>> Start GIVEN RECORDS

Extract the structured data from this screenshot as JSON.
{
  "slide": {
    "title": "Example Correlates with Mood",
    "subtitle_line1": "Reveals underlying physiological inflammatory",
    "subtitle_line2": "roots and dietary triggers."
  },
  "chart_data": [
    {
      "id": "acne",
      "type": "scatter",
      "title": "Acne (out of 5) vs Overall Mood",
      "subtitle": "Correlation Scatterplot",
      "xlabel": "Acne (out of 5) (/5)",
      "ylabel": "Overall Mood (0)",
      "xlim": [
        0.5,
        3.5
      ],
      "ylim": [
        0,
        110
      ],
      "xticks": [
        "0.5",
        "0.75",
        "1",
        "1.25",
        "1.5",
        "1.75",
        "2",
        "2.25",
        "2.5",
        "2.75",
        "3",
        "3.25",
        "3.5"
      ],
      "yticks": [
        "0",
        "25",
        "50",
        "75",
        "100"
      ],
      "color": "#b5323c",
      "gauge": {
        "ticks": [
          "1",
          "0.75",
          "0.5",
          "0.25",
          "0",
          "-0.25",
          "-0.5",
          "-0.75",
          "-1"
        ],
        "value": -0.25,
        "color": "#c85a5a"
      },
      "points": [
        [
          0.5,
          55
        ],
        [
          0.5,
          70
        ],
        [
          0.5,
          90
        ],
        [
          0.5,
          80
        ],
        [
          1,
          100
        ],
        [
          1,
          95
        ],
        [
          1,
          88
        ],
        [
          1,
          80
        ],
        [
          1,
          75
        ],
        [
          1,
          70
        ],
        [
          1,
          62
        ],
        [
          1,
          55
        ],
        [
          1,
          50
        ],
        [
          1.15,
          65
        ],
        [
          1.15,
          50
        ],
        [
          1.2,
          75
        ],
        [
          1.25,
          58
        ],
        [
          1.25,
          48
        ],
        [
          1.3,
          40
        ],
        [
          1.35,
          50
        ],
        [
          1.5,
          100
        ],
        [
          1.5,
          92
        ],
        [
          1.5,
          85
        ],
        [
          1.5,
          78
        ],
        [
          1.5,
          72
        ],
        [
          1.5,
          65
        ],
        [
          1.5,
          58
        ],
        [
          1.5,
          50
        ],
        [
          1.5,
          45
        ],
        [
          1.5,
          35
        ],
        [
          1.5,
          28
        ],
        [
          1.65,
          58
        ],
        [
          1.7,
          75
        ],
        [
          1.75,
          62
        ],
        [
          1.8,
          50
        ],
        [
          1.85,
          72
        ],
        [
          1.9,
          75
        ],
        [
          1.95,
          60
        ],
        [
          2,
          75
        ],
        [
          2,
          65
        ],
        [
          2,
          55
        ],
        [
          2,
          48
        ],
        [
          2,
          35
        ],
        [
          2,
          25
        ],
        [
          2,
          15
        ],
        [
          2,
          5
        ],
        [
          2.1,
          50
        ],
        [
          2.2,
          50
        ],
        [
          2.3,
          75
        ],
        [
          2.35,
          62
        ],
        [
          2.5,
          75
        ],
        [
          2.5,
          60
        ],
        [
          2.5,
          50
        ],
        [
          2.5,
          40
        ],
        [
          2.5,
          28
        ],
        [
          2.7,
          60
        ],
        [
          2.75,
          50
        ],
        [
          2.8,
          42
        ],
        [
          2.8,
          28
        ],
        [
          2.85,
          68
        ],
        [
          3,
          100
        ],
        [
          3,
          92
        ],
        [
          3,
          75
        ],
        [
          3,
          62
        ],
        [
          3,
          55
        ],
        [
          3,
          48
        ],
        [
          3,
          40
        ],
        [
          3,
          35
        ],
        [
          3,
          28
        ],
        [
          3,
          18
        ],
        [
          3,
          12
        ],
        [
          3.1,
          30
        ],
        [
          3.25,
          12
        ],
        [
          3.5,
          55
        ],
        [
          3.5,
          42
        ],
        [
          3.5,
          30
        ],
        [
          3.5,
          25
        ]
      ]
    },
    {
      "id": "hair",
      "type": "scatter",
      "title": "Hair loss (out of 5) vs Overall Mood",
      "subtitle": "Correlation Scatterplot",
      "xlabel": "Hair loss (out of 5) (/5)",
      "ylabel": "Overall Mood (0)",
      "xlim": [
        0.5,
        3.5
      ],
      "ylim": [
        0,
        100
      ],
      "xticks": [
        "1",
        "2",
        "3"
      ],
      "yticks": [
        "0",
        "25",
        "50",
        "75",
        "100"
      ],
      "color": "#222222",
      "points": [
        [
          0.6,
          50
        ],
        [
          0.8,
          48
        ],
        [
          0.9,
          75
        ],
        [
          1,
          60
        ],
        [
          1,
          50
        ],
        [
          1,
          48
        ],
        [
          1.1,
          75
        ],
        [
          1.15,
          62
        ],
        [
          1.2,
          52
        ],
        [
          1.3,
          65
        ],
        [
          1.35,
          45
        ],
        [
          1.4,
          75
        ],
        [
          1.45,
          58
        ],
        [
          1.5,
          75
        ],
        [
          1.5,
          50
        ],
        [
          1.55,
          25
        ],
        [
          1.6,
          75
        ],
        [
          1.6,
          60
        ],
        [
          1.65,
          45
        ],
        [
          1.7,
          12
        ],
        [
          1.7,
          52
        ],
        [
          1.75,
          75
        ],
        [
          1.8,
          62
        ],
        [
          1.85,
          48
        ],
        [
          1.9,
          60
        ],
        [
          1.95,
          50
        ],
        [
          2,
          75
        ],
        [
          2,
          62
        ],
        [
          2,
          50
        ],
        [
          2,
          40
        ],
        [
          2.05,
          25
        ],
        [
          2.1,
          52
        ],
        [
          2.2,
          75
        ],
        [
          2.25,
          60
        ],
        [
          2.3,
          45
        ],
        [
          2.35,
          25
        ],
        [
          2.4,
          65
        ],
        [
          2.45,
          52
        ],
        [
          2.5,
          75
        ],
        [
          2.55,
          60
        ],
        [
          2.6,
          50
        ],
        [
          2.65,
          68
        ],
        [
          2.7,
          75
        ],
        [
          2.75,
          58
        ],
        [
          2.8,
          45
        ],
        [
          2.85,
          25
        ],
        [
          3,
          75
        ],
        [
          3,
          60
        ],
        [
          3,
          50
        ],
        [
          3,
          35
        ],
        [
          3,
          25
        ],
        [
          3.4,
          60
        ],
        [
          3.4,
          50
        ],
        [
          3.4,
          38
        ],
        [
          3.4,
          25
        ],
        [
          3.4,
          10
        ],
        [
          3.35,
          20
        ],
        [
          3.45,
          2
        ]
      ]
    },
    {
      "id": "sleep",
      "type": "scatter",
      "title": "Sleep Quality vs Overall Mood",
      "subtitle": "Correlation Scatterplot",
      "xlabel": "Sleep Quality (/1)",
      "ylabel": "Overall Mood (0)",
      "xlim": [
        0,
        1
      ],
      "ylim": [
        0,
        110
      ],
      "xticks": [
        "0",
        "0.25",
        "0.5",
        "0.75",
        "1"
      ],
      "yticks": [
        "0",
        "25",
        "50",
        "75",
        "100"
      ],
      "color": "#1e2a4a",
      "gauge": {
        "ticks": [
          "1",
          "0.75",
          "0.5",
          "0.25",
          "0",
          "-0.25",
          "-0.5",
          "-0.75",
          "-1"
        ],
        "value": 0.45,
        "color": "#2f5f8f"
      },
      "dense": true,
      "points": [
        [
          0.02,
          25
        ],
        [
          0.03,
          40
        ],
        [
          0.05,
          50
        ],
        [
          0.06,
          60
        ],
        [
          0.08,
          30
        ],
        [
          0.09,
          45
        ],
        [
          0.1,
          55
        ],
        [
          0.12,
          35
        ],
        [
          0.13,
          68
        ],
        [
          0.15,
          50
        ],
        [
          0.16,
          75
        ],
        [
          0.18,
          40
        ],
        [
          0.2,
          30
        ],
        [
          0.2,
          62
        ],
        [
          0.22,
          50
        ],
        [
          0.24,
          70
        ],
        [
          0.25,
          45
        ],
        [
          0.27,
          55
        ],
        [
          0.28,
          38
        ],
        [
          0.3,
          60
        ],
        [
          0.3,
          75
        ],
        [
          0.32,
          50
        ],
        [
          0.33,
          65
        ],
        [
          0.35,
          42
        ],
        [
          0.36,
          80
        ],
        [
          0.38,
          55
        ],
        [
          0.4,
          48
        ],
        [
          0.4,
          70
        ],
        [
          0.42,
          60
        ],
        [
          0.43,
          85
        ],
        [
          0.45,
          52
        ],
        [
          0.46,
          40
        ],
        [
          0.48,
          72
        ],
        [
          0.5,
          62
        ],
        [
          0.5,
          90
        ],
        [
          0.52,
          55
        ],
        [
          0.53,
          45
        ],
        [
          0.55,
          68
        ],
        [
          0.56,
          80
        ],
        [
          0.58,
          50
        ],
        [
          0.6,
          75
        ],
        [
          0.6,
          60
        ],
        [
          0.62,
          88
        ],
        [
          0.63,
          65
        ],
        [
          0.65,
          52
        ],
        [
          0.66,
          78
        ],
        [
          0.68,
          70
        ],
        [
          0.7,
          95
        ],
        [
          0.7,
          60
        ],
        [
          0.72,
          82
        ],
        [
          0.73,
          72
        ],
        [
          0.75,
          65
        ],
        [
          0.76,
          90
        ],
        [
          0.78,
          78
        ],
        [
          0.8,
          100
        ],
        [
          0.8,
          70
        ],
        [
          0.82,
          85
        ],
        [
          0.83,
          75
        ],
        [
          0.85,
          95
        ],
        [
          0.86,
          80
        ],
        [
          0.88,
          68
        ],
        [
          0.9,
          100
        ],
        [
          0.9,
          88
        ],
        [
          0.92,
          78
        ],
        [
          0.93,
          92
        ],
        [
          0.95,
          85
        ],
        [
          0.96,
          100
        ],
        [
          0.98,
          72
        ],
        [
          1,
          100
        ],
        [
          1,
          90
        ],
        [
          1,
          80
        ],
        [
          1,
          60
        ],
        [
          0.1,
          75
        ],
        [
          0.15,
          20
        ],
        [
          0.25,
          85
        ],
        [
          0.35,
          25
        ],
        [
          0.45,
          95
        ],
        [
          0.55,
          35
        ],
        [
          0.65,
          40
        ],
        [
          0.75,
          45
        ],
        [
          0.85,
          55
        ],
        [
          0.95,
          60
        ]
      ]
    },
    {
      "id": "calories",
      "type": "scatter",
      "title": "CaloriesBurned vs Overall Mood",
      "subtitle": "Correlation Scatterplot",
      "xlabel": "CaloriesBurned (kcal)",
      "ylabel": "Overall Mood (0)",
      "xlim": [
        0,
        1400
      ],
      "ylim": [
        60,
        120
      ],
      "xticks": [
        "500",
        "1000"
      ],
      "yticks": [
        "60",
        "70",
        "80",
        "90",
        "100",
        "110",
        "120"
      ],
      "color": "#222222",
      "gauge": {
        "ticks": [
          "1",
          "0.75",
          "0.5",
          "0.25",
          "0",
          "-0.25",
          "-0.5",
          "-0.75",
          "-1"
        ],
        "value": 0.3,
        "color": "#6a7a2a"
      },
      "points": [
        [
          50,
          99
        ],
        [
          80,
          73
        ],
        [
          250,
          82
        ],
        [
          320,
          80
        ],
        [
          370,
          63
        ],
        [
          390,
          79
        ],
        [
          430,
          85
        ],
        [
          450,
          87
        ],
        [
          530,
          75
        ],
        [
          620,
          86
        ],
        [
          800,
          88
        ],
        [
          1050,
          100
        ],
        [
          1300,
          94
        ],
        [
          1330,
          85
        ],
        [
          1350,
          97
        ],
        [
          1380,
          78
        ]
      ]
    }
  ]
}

>> End GIVEN RECORDS
>> Start GIVEN RECORDS

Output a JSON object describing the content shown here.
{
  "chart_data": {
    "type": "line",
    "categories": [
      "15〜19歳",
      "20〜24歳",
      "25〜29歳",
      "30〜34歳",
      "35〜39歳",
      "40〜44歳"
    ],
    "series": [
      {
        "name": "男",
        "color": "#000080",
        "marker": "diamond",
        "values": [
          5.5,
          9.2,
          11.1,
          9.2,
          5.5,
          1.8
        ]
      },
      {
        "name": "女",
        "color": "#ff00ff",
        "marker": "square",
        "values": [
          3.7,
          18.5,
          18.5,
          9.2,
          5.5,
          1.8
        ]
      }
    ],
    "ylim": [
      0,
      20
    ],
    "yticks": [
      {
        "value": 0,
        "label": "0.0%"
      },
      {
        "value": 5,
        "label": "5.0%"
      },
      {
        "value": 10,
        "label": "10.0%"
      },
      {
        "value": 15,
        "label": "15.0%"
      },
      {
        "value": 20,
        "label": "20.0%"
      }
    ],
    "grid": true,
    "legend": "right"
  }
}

>> End GIVEN RECORDS

[WORK REQUIRED]:
Lines that include the word "loss" are to be extracted from the data above.

[WRITTEN SOLUTION]:
      "title": "Hair loss (out of 5) vs Overall Mood",
      "xlabel": "Hair loss (out of 5) (/5)",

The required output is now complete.